[Figure contents as structured data]
****

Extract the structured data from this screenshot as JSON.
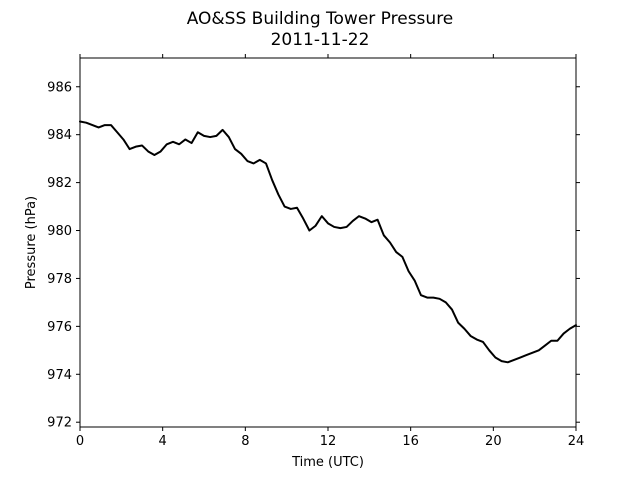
{
  "chart_data": {
    "type": "line",
    "title": "AO&SS Building Tower Pressure",
    "subtitle": "2011-11-22",
    "xlabel": "Time (UTC)",
    "ylabel": "Pressure (hPa)",
    "xlim": [
      0,
      24
    ],
    "ylim": [
      971.8,
      987.2
    ],
    "xticks": [
      0,
      4,
      8,
      12,
      16,
      20,
      24
    ],
    "yticks": [
      972,
      974,
      976,
      978,
      980,
      982,
      984,
      986
    ],
    "grid": false,
    "line_color": "#000000",
    "series": [
      {
        "x": [
          0,
          0.3,
          0.6,
          0.9,
          1.2,
          1.5,
          1.8,
          2.1,
          2.4,
          2.7,
          3.0,
          3.3,
          3.6,
          3.9,
          4.2,
          4.5,
          4.8,
          5.1,
          5.4,
          5.7,
          6.0,
          6.3,
          6.6,
          6.9,
          7.2,
          7.5,
          7.8,
          8.1,
          8.4,
          8.7,
          9.0,
          9.3,
          9.6,
          9.9,
          10.2,
          10.5,
          10.8,
          11.1,
          11.4,
          11.7,
          12.0,
          12.3,
          12.6,
          12.9,
          13.2,
          13.5,
          13.8,
          14.1,
          14.4,
          14.7,
          15.0,
          15.3,
          15.6,
          15.9,
          16.2,
          16.5,
          16.8,
          17.1,
          17.4,
          17.7,
          18.0,
          18.3,
          18.6,
          18.9,
          19.2,
          19.5,
          19.8,
          20.1,
          20.4,
          20.7,
          21.0,
          21.3,
          21.6,
          21.9,
          22.2,
          22.5,
          22.8,
          23.1,
          23.4,
          23.7,
          24.0
        ],
        "y": [
          984.55,
          984.5,
          984.4,
          984.3,
          984.4,
          984.4,
          984.1,
          983.8,
          983.4,
          983.5,
          983.55,
          983.3,
          983.15,
          983.3,
          983.6,
          983.7,
          983.6,
          983.8,
          983.65,
          984.1,
          983.95,
          983.9,
          983.95,
          984.2,
          983.9,
          983.4,
          983.2,
          982.9,
          982.8,
          982.95,
          982.8,
          982.1,
          981.5,
          981.0,
          980.9,
          980.95,
          980.5,
          980.0,
          980.2,
          980.6,
          980.3,
          980.15,
          980.1,
          980.15,
          980.4,
          980.6,
          980.5,
          980.35,
          980.45,
          979.8,
          979.5,
          979.1,
          978.9,
          978.3,
          977.9,
          977.3,
          977.2,
          977.2,
          977.15,
          977.0,
          976.7,
          976.15,
          975.9,
          975.6,
          975.45,
          975.35,
          975.0,
          974.7,
          974.55,
          974.5,
          974.6,
          974.7,
          974.8,
          974.9,
          975.0,
          975.2,
          975.4,
          975.4,
          975.7,
          975.9,
          976.05
        ]
      }
    ]
  }
}
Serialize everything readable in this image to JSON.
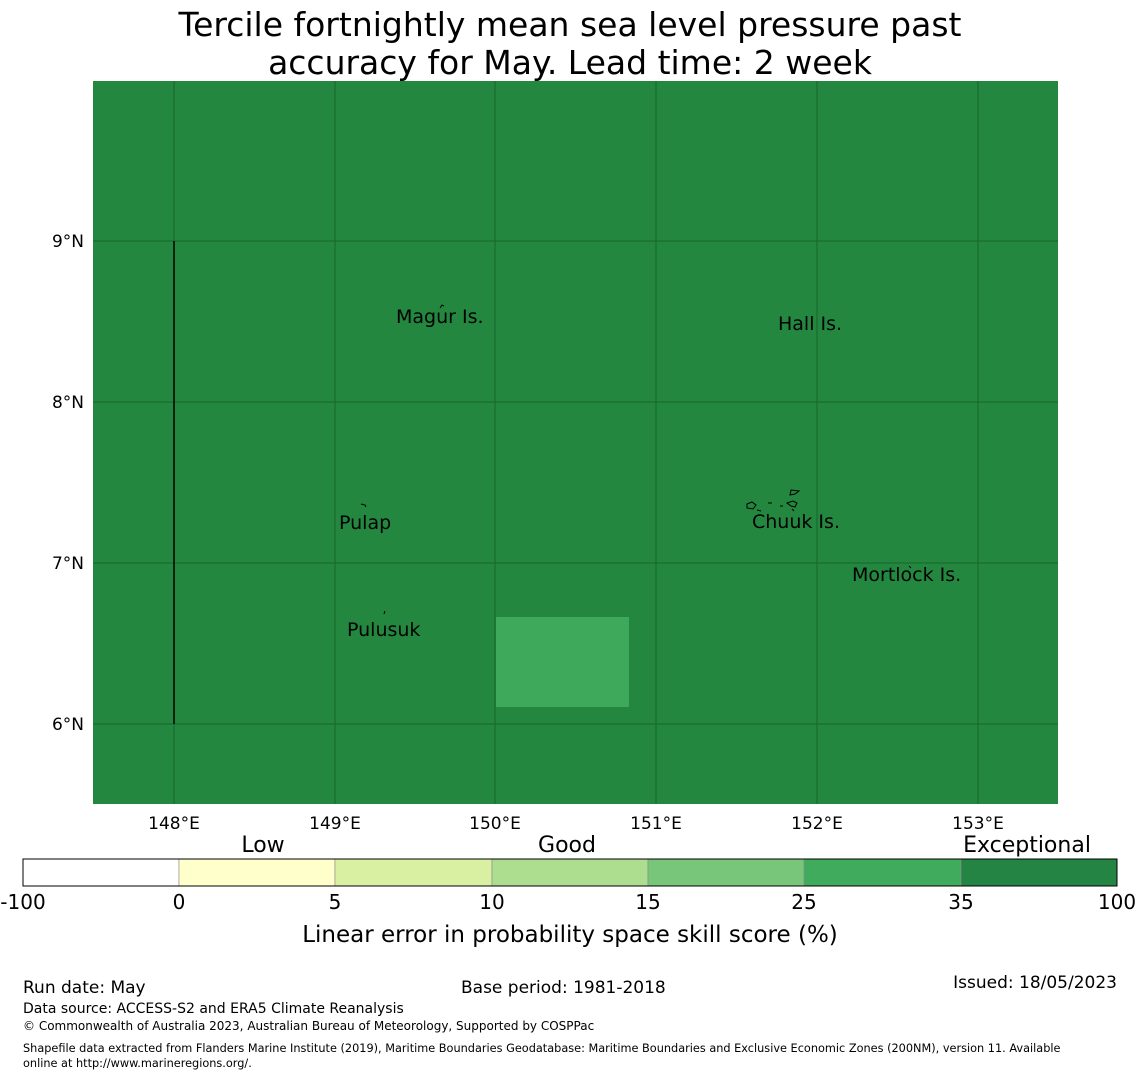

****

**Goal of the exercise:** All of the lines above should be retyped precisely, apart from the pictures.

**Exercise output:**
Extract the structured data from this screenshot as JSON.
{
  "chart_data": {
    "type": "line",
    "title": "AO&SS Building Tower Pressure",
    "subtitle": "2011-11-22",
    "xlabel": "Time (UTC)",
    "ylabel": "Pressure (hPa)",
    "xlim": [
      0,
      24
    ],
    "ylim": [
      971.8,
      987.2
    ],
    "xticks": [
      0,
      4,
      8,
      12,
      16,
      20,
      24
    ],
    "yticks": [
      972,
      974,
      976,
      978,
      980,
      982,
      984,
      986
    ],
    "grid": false,
    "line_color": "#000000",
    "series": [
      {
        "x": [
          0,
          0.3,
          0.6,
          0.9,
          1.2,
          1.5,
          1.8,
          2.1,
          2.4,
          2.7,
          3.0,
          3.3,
          3.6,
          3.9,
          4.2,
          4.5,
          4.8,
          5.1,
          5.4,
          5.7,
          6.0,
          6.3,
          6.6,
          6.9,
          7.2,
          7.5,
          7.8,
          8.1,
          8.4,
          8.7,
          9.0,
          9.3,
          9.6,
          9.9,
          10.2,
          10.5,
          10.8,
          11.1,
          11.4,
          11.7,
          12.0,
          12.3,
          12.6,
          12.9,
          13.2,
          13.5,
          13.8,
          14.1,
          14.4,
          14.7,
          15.0,
          15.3,
          15.6,
          15.9,
          16.2,
          16.5,
          16.8,
          17.1,
          17.4,
          17.7,
          18.0,
          18.3,
          18.6,
          18.9,
          19.2,
          19.5,
          19.8,
          20.1,
          20.4,
          20.7,
          21.0,
          21.3,
          21.6,
          21.9,
          22.2,
          22.5,
          22.8,
          23.1,
          23.4,
          23.7,
          24.0
        ],
        "y": [
          984.55,
          984.5,
          984.4,
          984.3,
          984.4,
          984.4,
          984.1,
          983.8,
          983.4,
          983.5,
          983.55,
          983.3,
          983.15,
          983.3,
          983.6,
          983.7,
          983.6,
          983.8,
          983.65,
          984.1,
          983.95,
          983.9,
          983.95,
          984.2,
          983.9,
          983.4,
          983.2,
          982.9,
          982.8,
          982.95,
          982.8,
          982.1,
          981.5,
          981.0,
          980.9,
          980.95,
          980.5,
          980.0,
          980.2,
          980.6,
          980.3,
          980.15,
          980.1,
          980.15,
          980.4,
          980.6,
          980.5,
          980.35,
          980.45,
          979.8,
          979.5,
          979.1,
          978.9,
          978.3,
          977.9,
          977.3,
          977.2,
          977.2,
          977.15,
          977.0,
          976.7,
          976.15,
          975.9,
          975.6,
          975.45,
          975.35,
          975.0,
          974.7,
          974.55,
          974.5,
          974.6,
          974.7,
          974.8,
          974.9,
          975.0,
          975.2,
          975.4,
          975.4,
          975.7,
          975.9,
          976.05
        ]
      }
    ]
  }
}
Serialize everything readable in this image to JSON.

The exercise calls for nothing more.